Reproduce the listing below exactly. Pictures do not belong in the copy.

● ● ● ● ● ● ●

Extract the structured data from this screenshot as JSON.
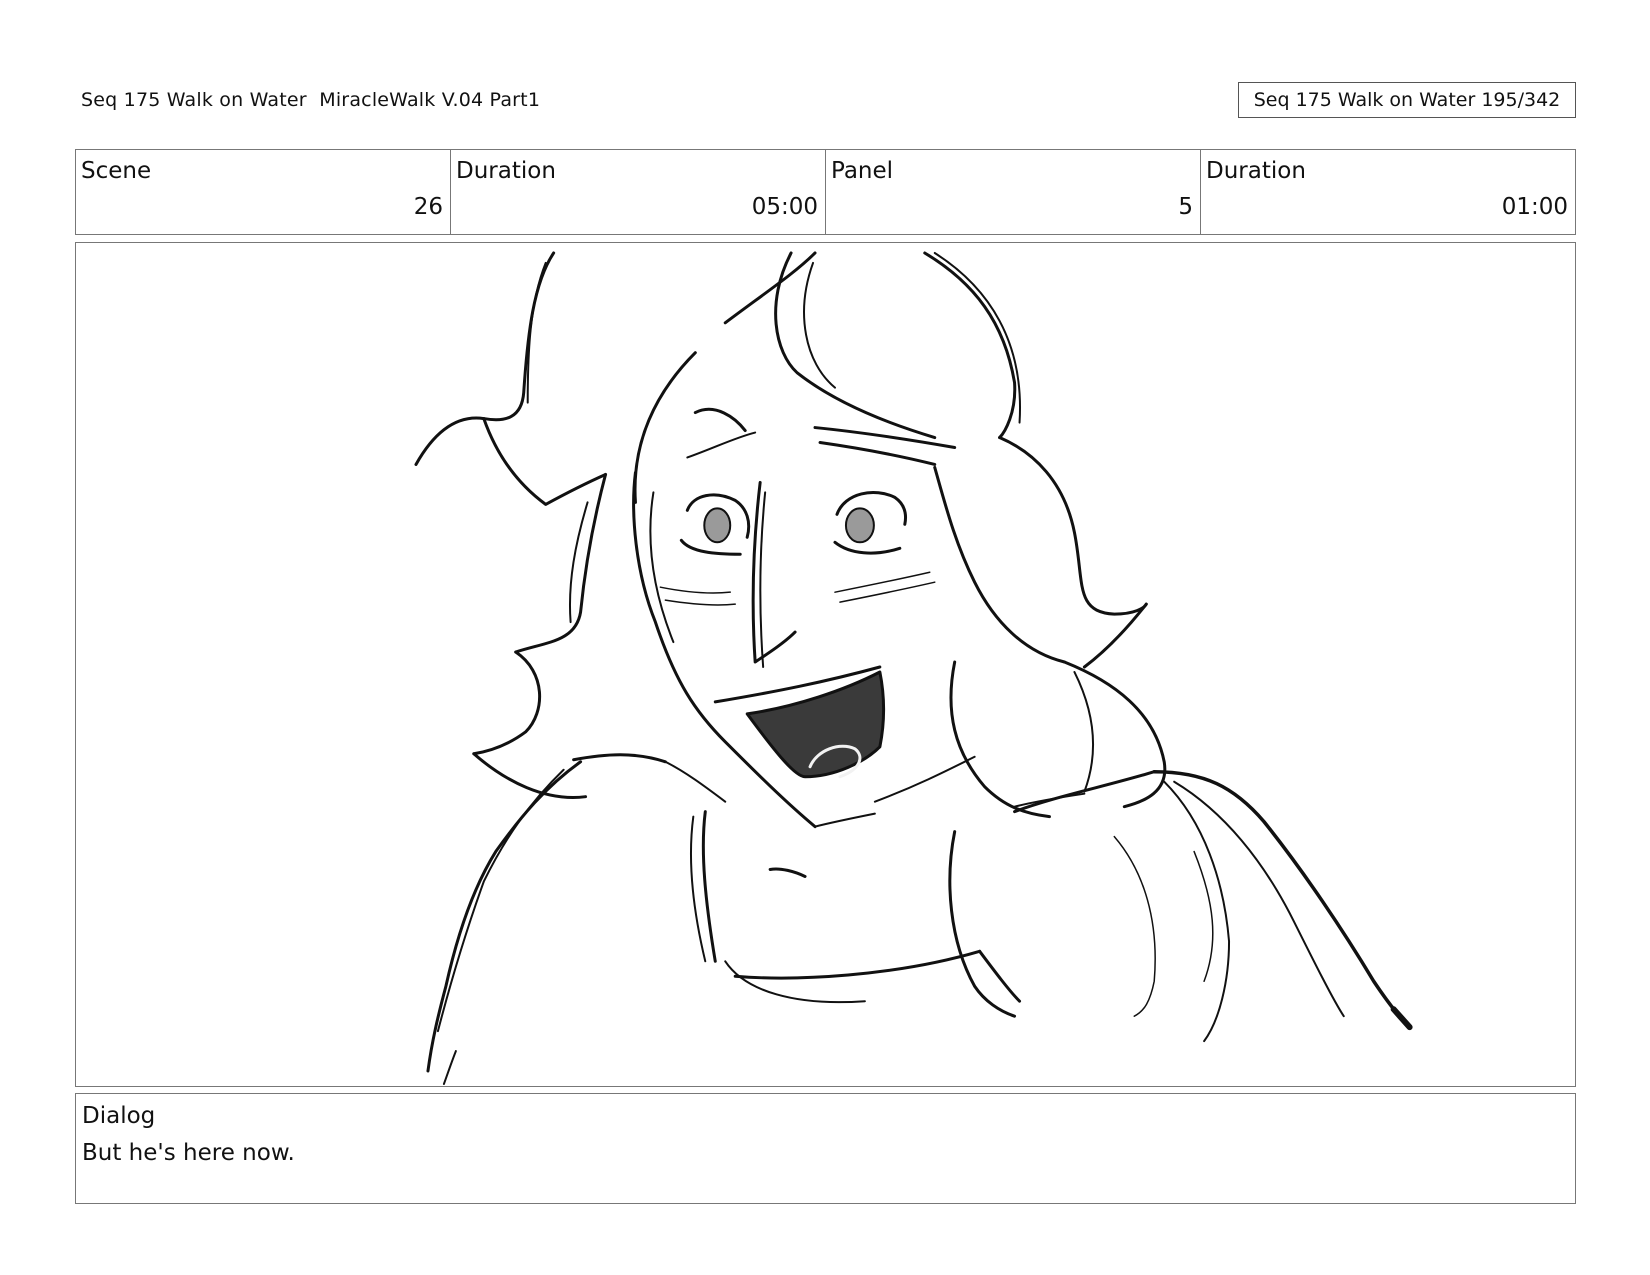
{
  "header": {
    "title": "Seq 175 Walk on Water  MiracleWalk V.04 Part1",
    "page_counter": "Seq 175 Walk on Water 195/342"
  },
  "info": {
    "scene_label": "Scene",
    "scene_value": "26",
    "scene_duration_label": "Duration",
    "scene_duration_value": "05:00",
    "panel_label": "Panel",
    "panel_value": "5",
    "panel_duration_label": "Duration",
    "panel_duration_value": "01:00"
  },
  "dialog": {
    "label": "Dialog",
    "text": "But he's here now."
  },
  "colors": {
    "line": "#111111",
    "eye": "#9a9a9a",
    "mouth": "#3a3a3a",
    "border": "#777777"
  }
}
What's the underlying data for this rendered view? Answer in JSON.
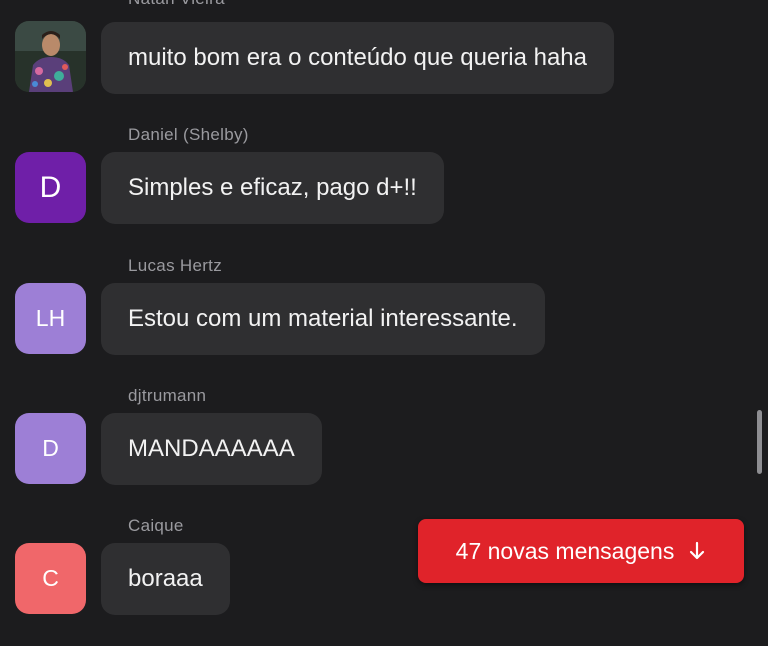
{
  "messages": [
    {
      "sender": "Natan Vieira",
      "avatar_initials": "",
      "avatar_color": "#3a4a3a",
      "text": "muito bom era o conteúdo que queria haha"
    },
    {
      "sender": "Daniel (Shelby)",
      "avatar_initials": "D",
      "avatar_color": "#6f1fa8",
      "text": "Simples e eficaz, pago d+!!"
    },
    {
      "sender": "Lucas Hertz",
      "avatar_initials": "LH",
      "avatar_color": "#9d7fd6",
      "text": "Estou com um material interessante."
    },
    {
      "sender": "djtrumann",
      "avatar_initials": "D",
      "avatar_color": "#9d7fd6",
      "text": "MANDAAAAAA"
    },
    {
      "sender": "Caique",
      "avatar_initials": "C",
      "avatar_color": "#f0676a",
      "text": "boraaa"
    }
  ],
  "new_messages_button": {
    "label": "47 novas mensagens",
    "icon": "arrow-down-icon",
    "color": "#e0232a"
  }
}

● ● ● ● ● ● ●

# TASK OUTPUT
Extract the structured data from this screenshot as JSON.
{
  "header": {
    "title": "Seq 175 Walk on Water  MiracleWalk V.04 Part1",
    "page_counter": "Seq 175 Walk on Water 195/342"
  },
  "info": {
    "scene_label": "Scene",
    "scene_value": "26",
    "scene_duration_label": "Duration",
    "scene_duration_value": "05:00",
    "panel_label": "Panel",
    "panel_value": "5",
    "panel_duration_label": "Duration",
    "panel_duration_value": "01:00"
  },
  "dialog": {
    "label": "Dialog",
    "text": "But he's here now."
  },
  "colors": {
    "line": "#111111",
    "eye": "#9a9a9a",
    "mouth": "#3a3a3a",
    "border": "#777777"
  }
}
What's the underlying data for this rendered view? Answer in JSON.
{
  "messages": [
    {
      "sender": "Natan Vieira",
      "avatar_initials": "",
      "avatar_color": "#3a4a3a",
      "text": "muito bom era o conteúdo que queria haha"
    },
    {
      "sender": "Daniel (Shelby)",
      "avatar_initials": "D",
      "avatar_color": "#6f1fa8",
      "text": "Simples e eficaz, pago d+!!"
    },
    {
      "sender": "Lucas Hertz",
      "avatar_initials": "LH",
      "avatar_color": "#9d7fd6",
      "text": "Estou com um material interessante."
    },
    {
      "sender": "djtrumann",
      "avatar_initials": "D",
      "avatar_color": "#9d7fd6",
      "text": "MANDAAAAAA"
    },
    {
      "sender": "Caique",
      "avatar_initials": "C",
      "avatar_color": "#f0676a",
      "text": "boraaa"
    }
  ],
  "new_messages_button": {
    "label": "47 novas mensagens",
    "icon": "arrow-down-icon",
    "color": "#e0232a"
  }
}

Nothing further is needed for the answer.